--- Start SUPPLIED MATERIAL ---
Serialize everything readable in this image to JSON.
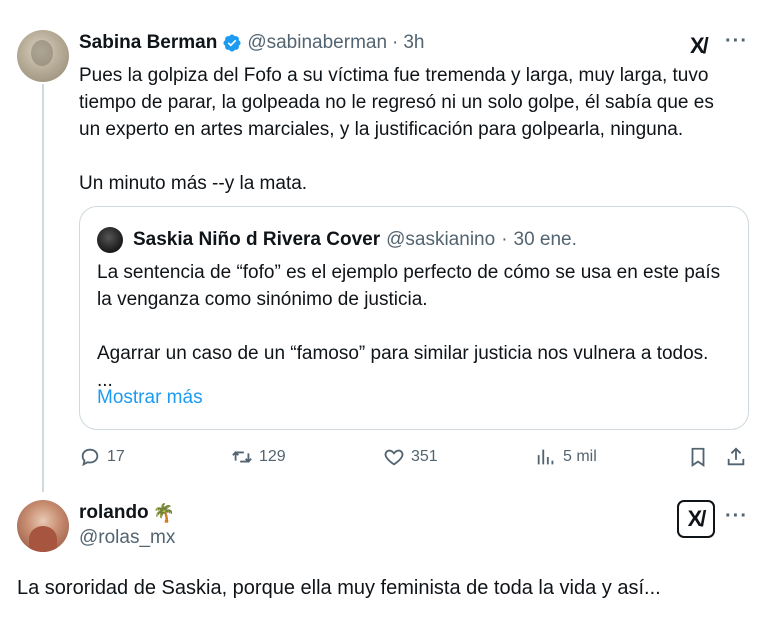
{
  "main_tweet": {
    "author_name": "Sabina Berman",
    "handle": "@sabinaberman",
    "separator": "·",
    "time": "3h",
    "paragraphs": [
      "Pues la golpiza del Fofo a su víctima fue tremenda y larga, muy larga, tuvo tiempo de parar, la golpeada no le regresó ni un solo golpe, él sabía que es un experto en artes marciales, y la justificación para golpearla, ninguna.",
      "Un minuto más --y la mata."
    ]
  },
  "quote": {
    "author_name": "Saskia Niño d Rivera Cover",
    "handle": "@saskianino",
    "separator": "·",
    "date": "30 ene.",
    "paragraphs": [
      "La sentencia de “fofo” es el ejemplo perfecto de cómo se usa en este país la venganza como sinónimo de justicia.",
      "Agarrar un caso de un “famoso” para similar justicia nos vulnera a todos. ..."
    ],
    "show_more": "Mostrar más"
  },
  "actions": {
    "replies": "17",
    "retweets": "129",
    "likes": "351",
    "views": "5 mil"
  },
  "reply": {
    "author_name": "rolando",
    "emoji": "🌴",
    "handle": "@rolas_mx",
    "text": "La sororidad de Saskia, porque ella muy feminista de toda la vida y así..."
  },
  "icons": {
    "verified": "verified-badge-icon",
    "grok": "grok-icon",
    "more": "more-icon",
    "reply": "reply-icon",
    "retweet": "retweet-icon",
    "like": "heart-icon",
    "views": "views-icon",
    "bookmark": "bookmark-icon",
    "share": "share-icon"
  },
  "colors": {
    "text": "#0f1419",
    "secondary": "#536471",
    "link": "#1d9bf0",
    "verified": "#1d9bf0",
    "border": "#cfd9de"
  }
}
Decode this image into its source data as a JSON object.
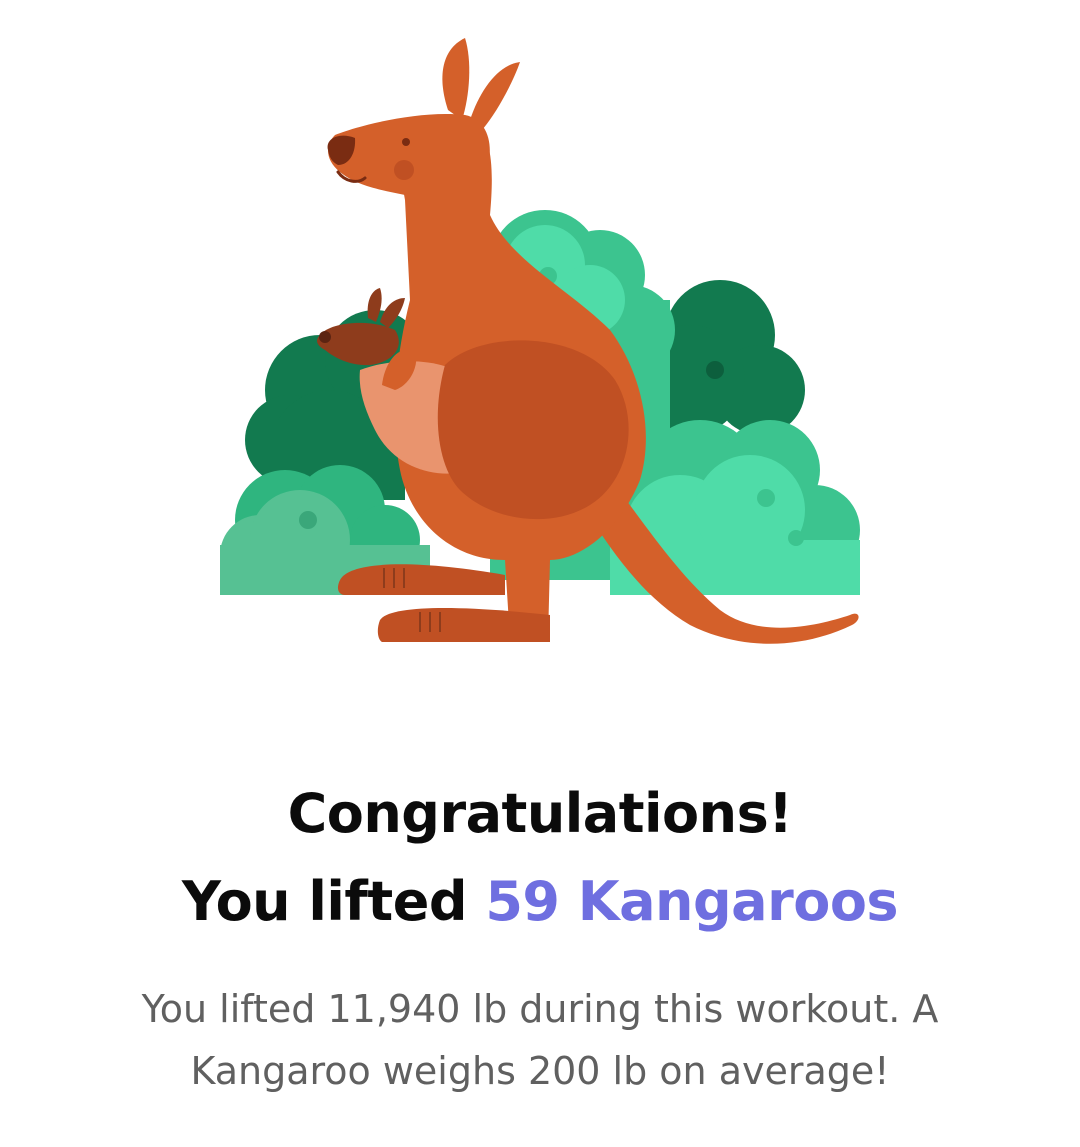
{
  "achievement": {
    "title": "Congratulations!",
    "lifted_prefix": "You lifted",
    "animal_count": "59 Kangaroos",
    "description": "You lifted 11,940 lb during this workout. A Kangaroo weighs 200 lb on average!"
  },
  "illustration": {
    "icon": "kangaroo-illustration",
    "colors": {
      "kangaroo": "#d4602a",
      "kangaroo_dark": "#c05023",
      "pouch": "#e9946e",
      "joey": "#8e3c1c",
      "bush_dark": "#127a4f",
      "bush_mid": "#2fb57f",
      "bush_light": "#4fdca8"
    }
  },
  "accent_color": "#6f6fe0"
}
--- End SUPPLIED MATERIAL ---
** TASK DETAILS **
Give every record back exactly as it reads, with no images.

** OUTPUT OF THE EXERCISE **
Serialize everything readable in this image to JSON.
{
  "main_tweet": {
    "author_name": "Sabina Berman",
    "handle": "@sabinaberman",
    "separator": "·",
    "time": "3h",
    "paragraphs": [
      "Pues la golpiza del Fofo a su víctima fue tremenda y larga, muy larga, tuvo tiempo de parar, la golpeada no le regresó ni un solo golpe, él sabía que es un experto en artes marciales, y la justificación para golpearla, ninguna.",
      "Un minuto más --y la mata."
    ]
  },
  "quote": {
    "author_name": "Saskia Niño d Rivera Cover",
    "handle": "@saskianino",
    "separator": "·",
    "date": "30 ene.",
    "paragraphs": [
      "La sentencia de “fofo” es el ejemplo perfecto de cómo se usa en este país la venganza como sinónimo de justicia.",
      "Agarrar un caso de un “famoso” para similar justicia nos vulnera a todos. ..."
    ],
    "show_more": "Mostrar más"
  },
  "actions": {
    "replies": "17",
    "retweets": "129",
    "likes": "351",
    "views": "5 mil"
  },
  "reply": {
    "author_name": "rolando",
    "emoji": "🌴",
    "handle": "@rolas_mx",
    "text": "La sororidad de Saskia, porque ella muy feminista de toda la vida y así..."
  },
  "icons": {
    "verified": "verified-badge-icon",
    "grok": "grok-icon",
    "more": "more-icon",
    "reply": "reply-icon",
    "retweet": "retweet-icon",
    "like": "heart-icon",
    "views": "views-icon",
    "bookmark": "bookmark-icon",
    "share": "share-icon"
  },
  "colors": {
    "text": "#0f1419",
    "secondary": "#536471",
    "link": "#1d9bf0",
    "verified": "#1d9bf0",
    "border": "#cfd9de"
  }
}
Decode this image into its source data as a JSON object.
{
  "achievement": {
    "title": "Congratulations!",
    "lifted_prefix": "You lifted",
    "animal_count": "59 Kangaroos",
    "description": "You lifted 11,940 lb during this workout. A Kangaroo weighs 200 lb on average!"
  },
  "illustration": {
    "icon": "kangaroo-illustration",
    "colors": {
      "kangaroo": "#d4602a",
      "kangaroo_dark": "#c05023",
      "pouch": "#e9946e",
      "joey": "#8e3c1c",
      "bush_dark": "#127a4f",
      "bush_mid": "#2fb57f",
      "bush_light": "#4fdca8"
    }
  },
  "accent_color": "#6f6fe0"
}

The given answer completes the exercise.